# DATASET RECORDS

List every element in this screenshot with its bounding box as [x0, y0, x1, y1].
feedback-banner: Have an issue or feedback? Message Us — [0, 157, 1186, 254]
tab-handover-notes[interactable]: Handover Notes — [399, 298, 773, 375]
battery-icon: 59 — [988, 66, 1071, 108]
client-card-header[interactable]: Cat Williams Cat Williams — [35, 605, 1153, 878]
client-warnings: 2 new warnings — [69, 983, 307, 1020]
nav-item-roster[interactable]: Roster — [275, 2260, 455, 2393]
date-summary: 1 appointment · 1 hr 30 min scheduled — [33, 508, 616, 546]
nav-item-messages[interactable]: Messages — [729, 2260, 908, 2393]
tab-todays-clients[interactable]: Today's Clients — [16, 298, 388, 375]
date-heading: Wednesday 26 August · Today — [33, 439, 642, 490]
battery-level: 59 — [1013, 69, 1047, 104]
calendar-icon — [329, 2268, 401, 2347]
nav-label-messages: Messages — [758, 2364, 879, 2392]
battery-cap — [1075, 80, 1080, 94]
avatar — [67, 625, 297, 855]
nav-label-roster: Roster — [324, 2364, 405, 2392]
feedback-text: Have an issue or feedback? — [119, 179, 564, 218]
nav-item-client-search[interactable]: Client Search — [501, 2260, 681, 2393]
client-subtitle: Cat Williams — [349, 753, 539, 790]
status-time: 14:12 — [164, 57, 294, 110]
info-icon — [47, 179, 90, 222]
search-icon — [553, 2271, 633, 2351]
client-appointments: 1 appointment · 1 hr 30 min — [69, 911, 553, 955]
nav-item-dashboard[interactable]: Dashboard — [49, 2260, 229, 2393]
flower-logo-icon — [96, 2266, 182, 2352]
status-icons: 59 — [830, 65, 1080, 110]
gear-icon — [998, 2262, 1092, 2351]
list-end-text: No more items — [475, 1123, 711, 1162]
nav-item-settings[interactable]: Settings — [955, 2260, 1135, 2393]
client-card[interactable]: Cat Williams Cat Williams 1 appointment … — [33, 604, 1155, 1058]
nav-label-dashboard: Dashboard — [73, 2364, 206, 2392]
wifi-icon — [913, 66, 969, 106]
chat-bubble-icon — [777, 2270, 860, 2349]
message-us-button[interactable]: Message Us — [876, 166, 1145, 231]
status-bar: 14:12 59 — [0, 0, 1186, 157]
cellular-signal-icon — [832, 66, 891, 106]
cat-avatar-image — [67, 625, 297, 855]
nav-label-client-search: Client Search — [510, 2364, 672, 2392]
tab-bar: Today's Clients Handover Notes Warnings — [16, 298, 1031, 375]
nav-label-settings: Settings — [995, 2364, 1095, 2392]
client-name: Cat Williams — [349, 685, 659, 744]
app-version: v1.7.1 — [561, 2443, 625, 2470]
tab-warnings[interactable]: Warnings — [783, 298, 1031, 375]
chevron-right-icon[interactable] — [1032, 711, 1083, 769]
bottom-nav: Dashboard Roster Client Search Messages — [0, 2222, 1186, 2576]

# EXERCISE TASK
Render the records from the first line through the line containing "date-heading: Wednesday 26" as a Markdown table with columns Row and Text, numbering each line in Row and putting the line itself in Text. Omit blank lines.

# REPLY
| Row | Text |
|---|---|
| 1 | List every element in this screenshot with its bounding box as [x0, y0, x1, y1]. |
| 2 | feedback-banner: Have an issue or feedback? Message Us — [0, 157, 1186, 254] |
| 3 | tab-handover-notes[interactable]: Handover Notes — [399, 298, 773, 375] |
| 4 | battery-icon: 59 — [988, 66, 1071, 108] |
| 5 | client-card-header[interactable]: Cat Williams Cat Williams — [35, 605, 1153, 878] |
| 6 | client-warnings: 2 new warnings — [69, 983, 307, 1020] |
| 7 | nav-item-roster[interactable]: Roster — [275, 2260, 455, 2393] |
| 8 | date-summary: 1 appointment · 1 hr 30 min scheduled — [33, 508, 616, 546] |
| 9 | nav-item-messages[interactable]: Messages — [729, 2260, 908, 2393] |
| 10 | tab-todays-clients[interactable]: Today's Clients — [16, 298, 388, 375] |
| 11 | date-heading: Wednesday 26 August · Today — [33, 439, 642, 490] |